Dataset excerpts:

>>>

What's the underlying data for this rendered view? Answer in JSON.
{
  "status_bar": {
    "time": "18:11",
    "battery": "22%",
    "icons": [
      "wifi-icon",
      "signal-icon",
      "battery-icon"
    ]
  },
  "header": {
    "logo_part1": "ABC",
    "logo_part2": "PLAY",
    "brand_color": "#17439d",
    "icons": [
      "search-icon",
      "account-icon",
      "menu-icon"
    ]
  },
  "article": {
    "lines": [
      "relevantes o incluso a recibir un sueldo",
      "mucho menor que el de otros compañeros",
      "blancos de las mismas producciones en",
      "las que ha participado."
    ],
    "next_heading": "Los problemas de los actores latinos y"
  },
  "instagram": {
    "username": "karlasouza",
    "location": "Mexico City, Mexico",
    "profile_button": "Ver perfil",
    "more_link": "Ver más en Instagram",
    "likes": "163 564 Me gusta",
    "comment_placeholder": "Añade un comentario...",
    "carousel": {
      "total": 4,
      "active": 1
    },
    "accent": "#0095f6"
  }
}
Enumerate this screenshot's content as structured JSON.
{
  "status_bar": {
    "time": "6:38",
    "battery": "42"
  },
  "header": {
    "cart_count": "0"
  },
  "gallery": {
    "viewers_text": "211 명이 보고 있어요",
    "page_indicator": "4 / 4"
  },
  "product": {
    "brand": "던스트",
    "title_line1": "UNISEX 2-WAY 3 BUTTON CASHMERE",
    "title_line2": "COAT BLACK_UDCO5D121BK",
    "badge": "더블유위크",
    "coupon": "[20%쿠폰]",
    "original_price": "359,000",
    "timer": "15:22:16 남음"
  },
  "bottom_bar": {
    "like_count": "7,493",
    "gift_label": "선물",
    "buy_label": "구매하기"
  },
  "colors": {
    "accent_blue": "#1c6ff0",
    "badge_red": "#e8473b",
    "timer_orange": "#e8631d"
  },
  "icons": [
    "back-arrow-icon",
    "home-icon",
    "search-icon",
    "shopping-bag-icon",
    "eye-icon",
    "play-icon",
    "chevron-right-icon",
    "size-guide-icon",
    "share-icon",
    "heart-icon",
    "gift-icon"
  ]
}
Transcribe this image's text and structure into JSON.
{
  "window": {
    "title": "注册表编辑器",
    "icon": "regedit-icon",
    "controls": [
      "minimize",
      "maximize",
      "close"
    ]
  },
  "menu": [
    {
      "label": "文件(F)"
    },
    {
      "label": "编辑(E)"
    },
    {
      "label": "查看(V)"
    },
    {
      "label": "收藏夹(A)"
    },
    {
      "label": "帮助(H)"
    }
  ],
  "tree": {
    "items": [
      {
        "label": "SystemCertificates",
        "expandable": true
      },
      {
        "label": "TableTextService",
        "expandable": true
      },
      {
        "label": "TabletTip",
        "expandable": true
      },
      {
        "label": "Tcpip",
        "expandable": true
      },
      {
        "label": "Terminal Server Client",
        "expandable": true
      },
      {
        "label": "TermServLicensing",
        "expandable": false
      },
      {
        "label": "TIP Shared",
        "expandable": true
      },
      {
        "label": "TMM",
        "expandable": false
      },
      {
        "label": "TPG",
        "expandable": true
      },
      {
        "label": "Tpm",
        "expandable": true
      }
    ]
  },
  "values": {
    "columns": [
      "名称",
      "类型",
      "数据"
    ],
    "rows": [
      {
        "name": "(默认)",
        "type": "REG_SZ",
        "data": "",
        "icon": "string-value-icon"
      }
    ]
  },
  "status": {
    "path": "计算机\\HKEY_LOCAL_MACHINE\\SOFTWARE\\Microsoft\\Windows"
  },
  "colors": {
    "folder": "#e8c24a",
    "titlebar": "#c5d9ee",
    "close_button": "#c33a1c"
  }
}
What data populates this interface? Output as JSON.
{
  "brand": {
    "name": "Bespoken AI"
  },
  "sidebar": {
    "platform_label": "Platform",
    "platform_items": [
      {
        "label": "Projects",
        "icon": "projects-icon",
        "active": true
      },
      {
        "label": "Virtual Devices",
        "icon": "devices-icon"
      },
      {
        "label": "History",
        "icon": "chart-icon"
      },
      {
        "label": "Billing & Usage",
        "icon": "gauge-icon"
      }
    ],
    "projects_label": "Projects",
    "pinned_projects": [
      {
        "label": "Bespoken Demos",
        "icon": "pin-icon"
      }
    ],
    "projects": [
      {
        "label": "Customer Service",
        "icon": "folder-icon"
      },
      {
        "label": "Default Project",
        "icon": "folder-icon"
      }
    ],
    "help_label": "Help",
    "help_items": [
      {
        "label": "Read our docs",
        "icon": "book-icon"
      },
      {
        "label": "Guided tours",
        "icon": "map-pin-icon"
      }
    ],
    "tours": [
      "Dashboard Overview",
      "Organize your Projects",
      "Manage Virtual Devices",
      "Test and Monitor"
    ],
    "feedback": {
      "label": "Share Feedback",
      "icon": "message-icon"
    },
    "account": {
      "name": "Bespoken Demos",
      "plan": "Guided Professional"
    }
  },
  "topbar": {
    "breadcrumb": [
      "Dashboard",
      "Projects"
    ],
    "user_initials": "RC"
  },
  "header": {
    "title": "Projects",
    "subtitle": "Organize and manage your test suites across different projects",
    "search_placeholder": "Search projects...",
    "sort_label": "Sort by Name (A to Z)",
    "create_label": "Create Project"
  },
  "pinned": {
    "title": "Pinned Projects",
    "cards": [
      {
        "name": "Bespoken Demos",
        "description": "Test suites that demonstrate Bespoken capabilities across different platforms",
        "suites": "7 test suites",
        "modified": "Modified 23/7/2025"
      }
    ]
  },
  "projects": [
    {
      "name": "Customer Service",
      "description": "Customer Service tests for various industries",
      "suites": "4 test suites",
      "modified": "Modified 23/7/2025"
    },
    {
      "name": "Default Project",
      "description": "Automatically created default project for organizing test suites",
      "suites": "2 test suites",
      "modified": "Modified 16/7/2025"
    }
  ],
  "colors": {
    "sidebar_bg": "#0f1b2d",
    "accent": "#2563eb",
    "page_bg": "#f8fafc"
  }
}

<<<

What you have to do:
Retype all of the material, keeping each line exact.

Response below:
What's the underlying data for this rendered view? Answer in JSON.
{
  "status_bar": {
    "time": "18:11",
    "battery": "22%",
    "icons": [
      "wifi-icon",
      "signal-icon",
      "battery-icon"
    ]
  },
  "header": {
    "logo_part1": "ABC",
    "logo_part2": "PLAY",
    "brand_color": "#17439d",
    "icons": [
      "search-icon",
      "account-icon",
      "menu-icon"
    ]
  },
  "article": {
    "lines": [
      "relevantes o incluso a recibir un sueldo",
      "mucho menor que el de otros compañeros",
      "blancos de las mismas producciones en",
      "las que ha participado."
    ],
    "next_heading": "Los problemas de los actores latinos y"
  },
  "instagram": {
    "username": "karlasouza",
    "location": "Mexico City, Mexico",
    "profile_button": "Ver perfil",
    "more_link": "Ver más en Instagram",
    "likes": "163 564 Me gusta",
    "comment_placeholder": "Añade un comentario...",
    "carousel": {
      "total": 4,
      "active": 1
    },
    "accent": "#0095f6"
  }
}
Enumerate this screenshot's content as structured JSON.
{
  "status_bar": {
    "time": "6:38",
    "battery": "42"
  },
  "header": {
    "cart_count": "0"
  },
  "gallery": {
    "viewers_text": "211 명이 보고 있어요",
    "page_indicator": "4 / 4"
  },
  "product": {
    "brand": "던스트",
    "title_line1": "UNISEX 2-WAY 3 BUTTON CASHMERE",
    "title_line2": "COAT BLACK_UDCO5D121BK",
    "badge": "더블유위크",
    "coupon": "[20%쿠폰]",
    "original_price": "359,000",
    "timer": "15:22:16 남음"
  },
  "bottom_bar": {
    "like_count": "7,493",
    "gift_label": "선물",
    "buy_label": "구매하기"
  },
  "colors": {
    "accent_blue": "#1c6ff0",
    "badge_red": "#e8473b",
    "timer_orange": "#e8631d"
  },
  "icons": [
    "back-arrow-icon",
    "home-icon",
    "search-icon",
    "shopping-bag-icon",
    "eye-icon",
    "play-icon",
    "chevron-right-icon",
    "size-guide-icon",
    "share-icon",
    "heart-icon",
    "gift-icon"
  ]
}
Transcribe this image's text and structure into JSON.
{
  "window": {
    "title": "注册表编辑器",
    "icon": "regedit-icon",
    "controls": [
      "minimize",
      "maximize",
      "close"
    ]
  },
  "menu": [
    {
      "label": "文件(F)"
    },
    {
      "label": "编辑(E)"
    },
    {
      "label": "查看(V)"
    },
    {
      "label": "收藏夹(A)"
    },
    {
      "label": "帮助(H)"
    }
  ],
  "tree": {
    "items": [
      {
        "label": "SystemCertificates",
        "expandable": true
      },
      {
        "label": "TableTextService",
        "expandable": true
      },
      {
        "label": "TabletTip",
        "expandable": true
      },
      {
        "label": "Tcpip",
        "expandable": true
      },
      {
        "label": "Terminal Server Client",
        "expandable": true
      },
      {
        "label": "TermServLicensing",
        "expandable": false
      },
      {
        "label": "TIP Shared",
        "expandable": true
      },
      {
        "label": "TMM",
        "expandable": false
      },
      {
        "label": "TPG",
        "expandable": true
      },
      {
        "label": "Tpm",
        "expandable": true
      }
    ]
  },
  "values": {
    "columns": [
      "名称",
      "类型",
      "数据"
    ],
    "rows": [
      {
        "name": "(默认)",
        "type": "REG_SZ",
        "data": "",
        "icon": "string-value-icon"
      }
    ]
  },
  "status": {
    "path": "计算机\\HKEY_LOCAL_MACHINE\\SOFTWARE\\Microsoft\\Windows"
  },
  "colors": {
    "folder": "#e8c24a",
    "titlebar": "#c5d9ee",
    "close_button": "#c33a1c"
  }
}
What data populates this interface? Output as JSON.
{
  "brand": {
    "name": "Bespoken AI"
  },
  "sidebar": {
    "platform_label": "Platform",
    "platform_items": [
      {
        "label": "Projects",
        "icon": "projects-icon",
        "active": true
      },
      {
        "label": "Virtual Devices",
        "icon": "devices-icon"
      },
      {
        "label": "History",
        "icon": "chart-icon"
      },
      {
        "label": "Billing & Usage",
        "icon": "gauge-icon"
      }
    ],
    "projects_label": "Projects",
    "pinned_projects": [
      {
        "label": "Bespoken Demos",
        "icon": "pin-icon"
      }
    ],
    "projects": [
      {
        "label": "Customer Service",
        "icon": "folder-icon"
      },
      {
        "label": "Default Project",
        "icon": "folder-icon"
      }
    ],
    "help_label": "Help",
    "help_items": [
      {
        "label": "Read our docs",
        "icon": "book-icon"
      },
      {
        "label": "Guided tours",
        "icon": "map-pin-icon"
      }
    ],
    "tours": [
      "Dashboard Overview",
      "Organize your Projects",
      "Manage Virtual Devices",
      "Test and Monitor"
    ],
    "feedback": {
      "label": "Share Feedback",
      "icon": "message-icon"
    },
    "account": {
      "name": "Bespoken Demos",
      "plan": "Guided Professional"
    }
  },
  "topbar": {
    "breadcrumb": [
      "Dashboard",
      "Projects"
    ],
    "user_initials": "RC"
  },
  "header": {
    "title": "Projects",
    "subtitle": "Organize and manage your test suites across different projects",
    "search_placeholder": "Search projects...",
    "sort_label": "Sort by Name (A to Z)",
    "create_label": "Create Project"
  },
  "pinned": {
    "title": "Pinned Projects",
    "cards": [
      {
        "name": "Bespoken Demos",
        "description": "Test suites that demonstrate Bespoken capabilities across different platforms",
        "suites": "7 test suites",
        "modified": "Modified 23/7/2025"
      }
    ]
  },
  "projects": [
    {
      "name": "Customer Service",
      "description": "Customer Service tests for various industries",
      "suites": "4 test suites",
      "modified": "Modified 23/7/2025"
    },
    {
      "name": "Default Project",
      "description": "Automatically created default project for organizing test suites",
      "suites": "2 test suites",
      "modified": "Modified 16/7/2025"
    }
  ],
  "colors": {
    "sidebar_bg": "#0f1b2d",
    "accent": "#2563eb",
    "page_bg": "#f8fafc"
  }
}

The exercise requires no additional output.